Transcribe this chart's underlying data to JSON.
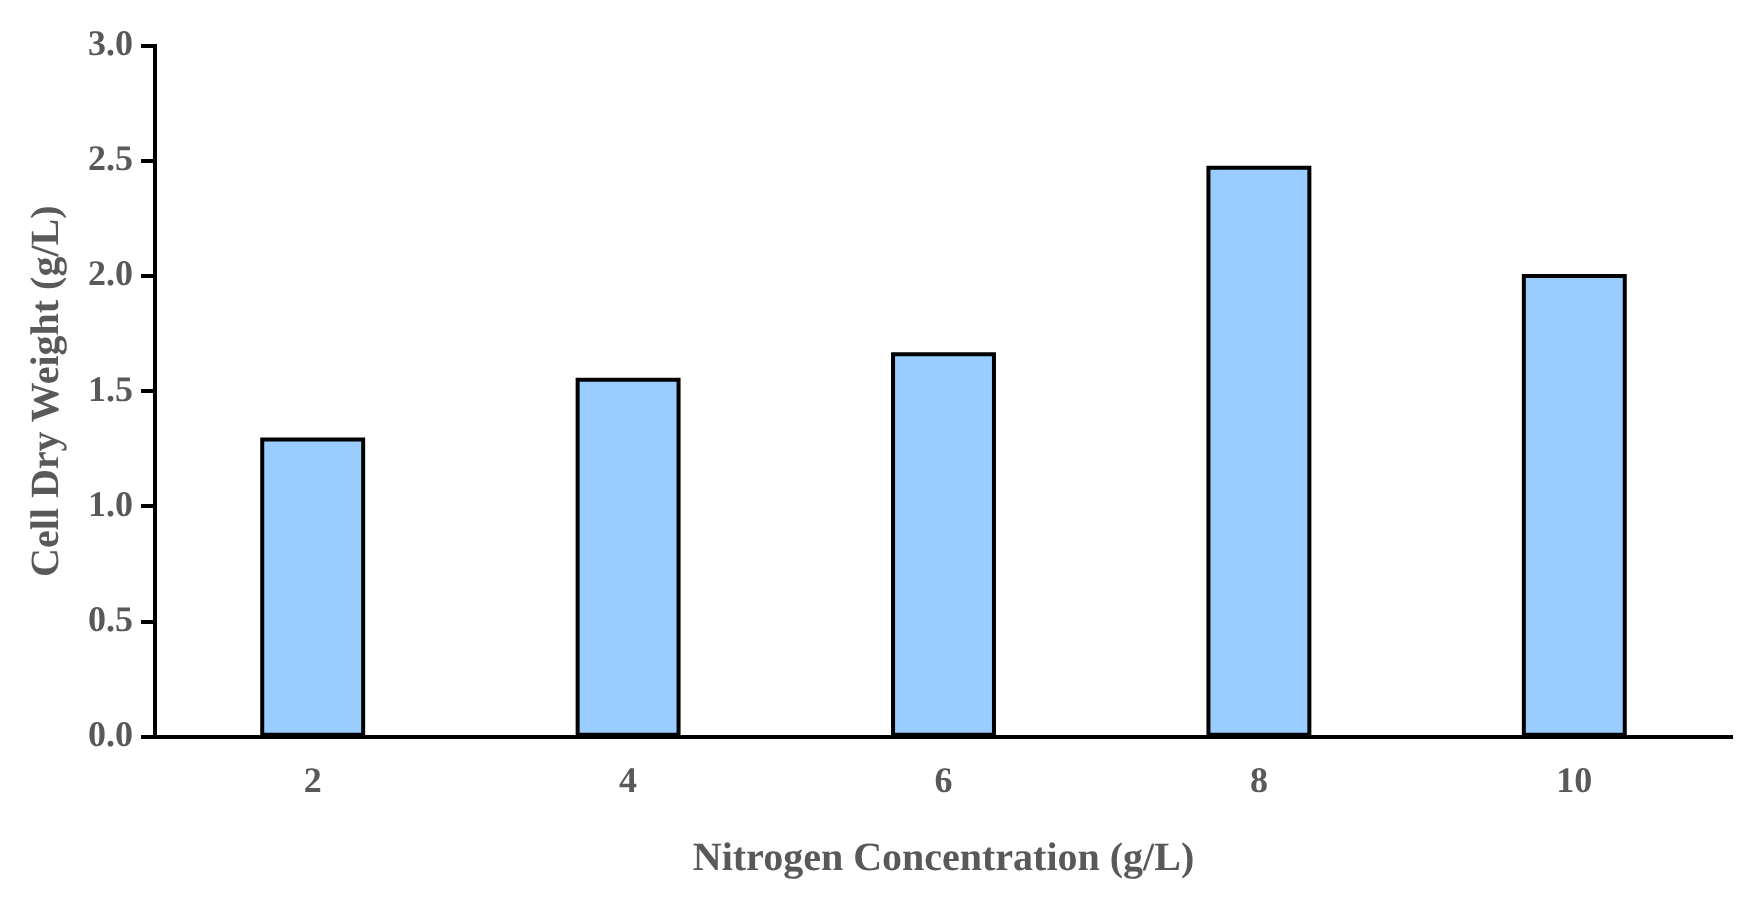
{
  "chart_data": {
    "type": "bar",
    "xlabel": "Nitrogen Concentration (g/L)",
    "ylabel": "Cell Dry Weight (g/L)",
    "categories": [
      "2",
      "4",
      "6",
      "8",
      "10"
    ],
    "values": [
      1.29,
      1.55,
      1.66,
      2.47,
      2.0
    ],
    "color": "#99ccff",
    "ylim": [
      0,
      3
    ],
    "yticks": [
      {
        "value": 0,
        "label": "0.0"
      },
      {
        "value": 0.5,
        "label": "0.5"
      },
      {
        "value": 1,
        "label": "1.0"
      },
      {
        "value": 1.5,
        "label": "1.5"
      },
      {
        "value": 2,
        "label": "2.0"
      },
      {
        "value": 2.5,
        "label": "2.5"
      },
      {
        "value": 3,
        "label": "3.0"
      }
    ],
    "grid": false,
    "legend": false
  }
}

[AIM]: Can the entries above be repeated exactly, without their pictures?

[SOLUTION]:
Transcribe this chart's underlying data to JSON.
{
  "chart_data": {
    "type": "bar",
    "xlabel": "Nitrogen Concentration (g/L)",
    "ylabel": "Cell Dry Weight (g/L)",
    "categories": [
      "2",
      "4",
      "6",
      "8",
      "10"
    ],
    "values": [
      1.29,
      1.55,
      1.66,
      2.47,
      2.0
    ],
    "color": "#99ccff",
    "ylim": [
      0,
      3
    ],
    "yticks": [
      {
        "value": 0,
        "label": "0.0"
      },
      {
        "value": 0.5,
        "label": "0.5"
      },
      {
        "value": 1,
        "label": "1.0"
      },
      {
        "value": 1.5,
        "label": "1.5"
      },
      {
        "value": 2,
        "label": "2.0"
      },
      {
        "value": 2.5,
        "label": "2.5"
      },
      {
        "value": 3,
        "label": "3.0"
      }
    ],
    "grid": false,
    "legend": false
  }
}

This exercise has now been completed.